Give the data a second time, exactly and in full.

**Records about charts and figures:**
########################################
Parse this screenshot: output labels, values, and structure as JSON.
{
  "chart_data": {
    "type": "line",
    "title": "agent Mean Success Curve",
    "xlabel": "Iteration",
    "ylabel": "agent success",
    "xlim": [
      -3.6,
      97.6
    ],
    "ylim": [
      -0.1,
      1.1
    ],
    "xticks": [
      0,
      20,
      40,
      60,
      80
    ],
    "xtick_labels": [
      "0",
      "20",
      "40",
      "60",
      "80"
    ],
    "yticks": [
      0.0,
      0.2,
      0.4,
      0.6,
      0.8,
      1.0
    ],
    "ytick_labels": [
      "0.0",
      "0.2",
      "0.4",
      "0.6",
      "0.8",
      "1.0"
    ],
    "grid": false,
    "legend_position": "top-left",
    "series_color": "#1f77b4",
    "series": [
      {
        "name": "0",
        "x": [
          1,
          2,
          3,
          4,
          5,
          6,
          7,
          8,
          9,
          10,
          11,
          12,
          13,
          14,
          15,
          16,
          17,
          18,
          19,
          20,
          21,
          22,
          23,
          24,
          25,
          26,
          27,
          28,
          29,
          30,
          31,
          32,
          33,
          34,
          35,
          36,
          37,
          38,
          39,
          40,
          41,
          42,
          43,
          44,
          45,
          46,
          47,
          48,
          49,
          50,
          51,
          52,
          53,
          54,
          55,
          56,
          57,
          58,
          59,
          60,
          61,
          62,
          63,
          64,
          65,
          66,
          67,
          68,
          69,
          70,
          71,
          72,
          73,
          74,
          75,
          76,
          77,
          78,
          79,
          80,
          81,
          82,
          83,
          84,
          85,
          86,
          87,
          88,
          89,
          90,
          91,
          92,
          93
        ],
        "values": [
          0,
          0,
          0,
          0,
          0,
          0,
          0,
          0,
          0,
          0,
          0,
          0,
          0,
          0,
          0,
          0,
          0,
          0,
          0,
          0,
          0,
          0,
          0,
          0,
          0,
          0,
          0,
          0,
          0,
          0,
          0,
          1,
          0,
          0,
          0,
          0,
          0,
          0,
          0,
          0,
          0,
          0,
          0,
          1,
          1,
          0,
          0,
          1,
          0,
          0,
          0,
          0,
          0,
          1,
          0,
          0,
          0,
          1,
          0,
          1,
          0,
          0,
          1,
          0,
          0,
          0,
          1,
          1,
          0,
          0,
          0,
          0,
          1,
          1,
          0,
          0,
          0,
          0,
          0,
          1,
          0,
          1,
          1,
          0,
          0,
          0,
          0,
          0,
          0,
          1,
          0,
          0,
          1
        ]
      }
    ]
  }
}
########################################
**Response for this exercise:**
Parse this screenshot: output labels, values, and structure as JSON.
{
  "chart_data": {
    "type": "line",
    "title": "agent Mean Success Curve",
    "xlabel": "Iteration",
    "ylabel": "agent success",
    "xlim": [
      -3.6,
      97.6
    ],
    "ylim": [
      -0.1,
      1.1
    ],
    "xticks": [
      0,
      20,
      40,
      60,
      80
    ],
    "xtick_labels": [
      "0",
      "20",
      "40",
      "60",
      "80"
    ],
    "yticks": [
      0.0,
      0.2,
      0.4,
      0.6,
      0.8,
      1.0
    ],
    "ytick_labels": [
      "0.0",
      "0.2",
      "0.4",
      "0.6",
      "0.8",
      "1.0"
    ],
    "grid": false,
    "legend_position": "top-left",
    "series_color": "#1f77b4",
    "series": [
      {
        "name": "0",
        "x": [
          1,
          2,
          3,
          4,
          5,
          6,
          7,
          8,
          9,
          10,
          11,
          12,
          13,
          14,
          15,
          16,
          17,
          18,
          19,
          20,
          21,
          22,
          23,
          24,
          25,
          26,
          27,
          28,
          29,
          30,
          31,
          32,
          33,
          34,
          35,
          36,
          37,
          38,
          39,
          40,
          41,
          42,
          43,
          44,
          45,
          46,
          47,
          48,
          49,
          50,
          51,
          52,
          53,
          54,
          55,
          56,
          57,
          58,
          59,
          60,
          61,
          62,
          63,
          64,
          65,
          66,
          67,
          68,
          69,
          70,
          71,
          72,
          73,
          74,
          75,
          76,
          77,
          78,
          79,
          80,
          81,
          82,
          83,
          84,
          85,
          86,
          87,
          88,
          89,
          90,
          91,
          92,
          93
        ],
        "values": [
          0,
          0,
          0,
          0,
          0,
          0,
          0,
          0,
          0,
          0,
          0,
          0,
          0,
          0,
          0,
          0,
          0,
          0,
          0,
          0,
          0,
          0,
          0,
          0,
          0,
          0,
          0,
          0,
          0,
          0,
          0,
          1,
          0,
          0,
          0,
          0,
          0,
          0,
          0,
          0,
          0,
          0,
          0,
          1,
          1,
          0,
          0,
          1,
          0,
          0,
          0,
          0,
          0,
          1,
          0,
          0,
          0,
          1,
          0,
          1,
          0,
          0,
          1,
          0,
          0,
          0,
          1,
          1,
          0,
          0,
          0,
          0,
          1,
          1,
          0,
          0,
          0,
          0,
          0,
          1,
          0,
          1,
          1,
          0,
          0,
          0,
          0,
          0,
          0,
          1,
          0,
          0,
          1
        ]
      }
    ]
  }
}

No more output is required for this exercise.